- _What you should do_
Copy all records verbatim.

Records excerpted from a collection
——

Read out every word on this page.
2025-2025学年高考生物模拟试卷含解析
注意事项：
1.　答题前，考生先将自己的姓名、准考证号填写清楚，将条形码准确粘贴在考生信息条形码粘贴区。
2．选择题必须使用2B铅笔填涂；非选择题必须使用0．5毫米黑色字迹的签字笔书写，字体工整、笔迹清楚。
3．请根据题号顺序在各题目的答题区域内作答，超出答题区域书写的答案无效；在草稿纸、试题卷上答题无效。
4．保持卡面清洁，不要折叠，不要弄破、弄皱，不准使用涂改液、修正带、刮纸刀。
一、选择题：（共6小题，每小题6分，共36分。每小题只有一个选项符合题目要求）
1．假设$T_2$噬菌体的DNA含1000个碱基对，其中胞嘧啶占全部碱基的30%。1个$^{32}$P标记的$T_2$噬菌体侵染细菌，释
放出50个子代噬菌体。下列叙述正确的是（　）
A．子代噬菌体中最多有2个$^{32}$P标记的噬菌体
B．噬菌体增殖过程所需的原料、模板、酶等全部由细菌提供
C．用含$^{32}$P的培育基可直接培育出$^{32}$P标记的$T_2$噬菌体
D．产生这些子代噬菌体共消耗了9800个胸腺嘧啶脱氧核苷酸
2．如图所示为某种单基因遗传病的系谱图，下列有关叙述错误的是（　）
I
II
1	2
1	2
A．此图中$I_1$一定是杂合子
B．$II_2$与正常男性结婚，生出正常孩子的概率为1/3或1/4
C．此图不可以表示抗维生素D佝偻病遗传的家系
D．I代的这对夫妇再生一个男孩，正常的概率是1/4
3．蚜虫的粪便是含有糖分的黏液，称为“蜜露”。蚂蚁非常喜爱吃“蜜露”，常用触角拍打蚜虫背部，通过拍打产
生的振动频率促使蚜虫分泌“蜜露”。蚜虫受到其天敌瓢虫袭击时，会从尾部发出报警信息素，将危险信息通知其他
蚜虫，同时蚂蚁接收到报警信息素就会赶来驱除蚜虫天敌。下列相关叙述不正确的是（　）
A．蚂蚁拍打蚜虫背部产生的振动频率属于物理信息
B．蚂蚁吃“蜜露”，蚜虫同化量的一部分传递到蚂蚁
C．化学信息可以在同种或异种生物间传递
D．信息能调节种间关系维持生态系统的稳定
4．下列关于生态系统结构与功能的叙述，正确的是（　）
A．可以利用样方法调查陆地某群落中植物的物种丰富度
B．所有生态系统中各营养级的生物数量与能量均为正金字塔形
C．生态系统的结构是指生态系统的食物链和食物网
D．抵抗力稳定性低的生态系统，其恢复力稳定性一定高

——

- _Correct answer_
Read out every word on this page.
2025-2025学年高考生物模拟试卷含解析
注意事项：
1.　答题前，考生先将自己的姓名、准考证号填写清楚，将条形码准确粘贴在考生信息条形码粘贴区。
2．选择题必须使用2B铅笔填涂；非选择题必须使用0．5毫米黑色字迹的签字笔书写，字体工整、笔迹清楚。
3．请根据题号顺序在各题目的答题区域内作答，超出答题区域书写的答案无效；在草稿纸、试题卷上答题无效。
4．保持卡面清洁，不要折叠，不要弄破、弄皱，不准使用涂改液、修正带、刮纸刀。
一、选择题：（共6小题，每小题6分，共36分。每小题只有一个选项符合题目要求）
1．假设$T_2$噬菌体的DNA含1000个碱基对，其中胞嘧啶占全部碱基的30%。1个$^{32}$P标记的$T_2$噬菌体侵染细菌，释
放出50个子代噬菌体。下列叙述正确的是（　）
A．子代噬菌体中最多有2个$^{32}$P标记的噬菌体
B．噬菌体增殖过程所需的原料、模板、酶等全部由细菌提供
C．用含$^{32}$P的培育基可直接培育出$^{32}$P标记的$T_2$噬菌体
D．产生这些子代噬菌体共消耗了9800个胸腺嘧啶脱氧核苷酸
2．如图所示为某种单基因遗传病的系谱图，下列有关叙述错误的是（　）
I
II
1	2
1	2
A．此图中$I_1$一定是杂合子
B．$II_2$与正常男性结婚，生出正常孩子的概率为1/3或1/4
C．此图不可以表示抗维生素D佝偻病遗传的家系
D．I代的这对夫妇再生一个男孩，正常的概率是1/4
3．蚜虫的粪便是含有糖分的黏液，称为“蜜露”。蚂蚁非常喜爱吃“蜜露”，常用触角拍打蚜虫背部，通过拍打产
生的振动频率促使蚜虫分泌“蜜露”。蚜虫受到其天敌瓢虫袭击时，会从尾部发出报警信息素，将危险信息通知其他
蚜虫，同时蚂蚁接收到报警信息素就会赶来驱除蚜虫天敌。下列相关叙述不正确的是（　）
A．蚂蚁拍打蚜虫背部产生的振动频率属于物理信息
B．蚂蚁吃“蜜露”，蚜虫同化量的一部分传递到蚂蚁
C．化学信息可以在同种或异种生物间传递
D．信息能调节种间关系维持生态系统的稳定
4．下列关于生态系统结构与功能的叙述，正确的是（　）
A．可以利用样方法调查陆地某群落中植物的物种丰富度
B．所有生态系统中各营养级的生物数量与能量均为正金字塔形
C．生态系统的结构是指生态系统的食物链和食物网
D．抵抗力稳定性低的生态系统，其恢复力稳定性一定高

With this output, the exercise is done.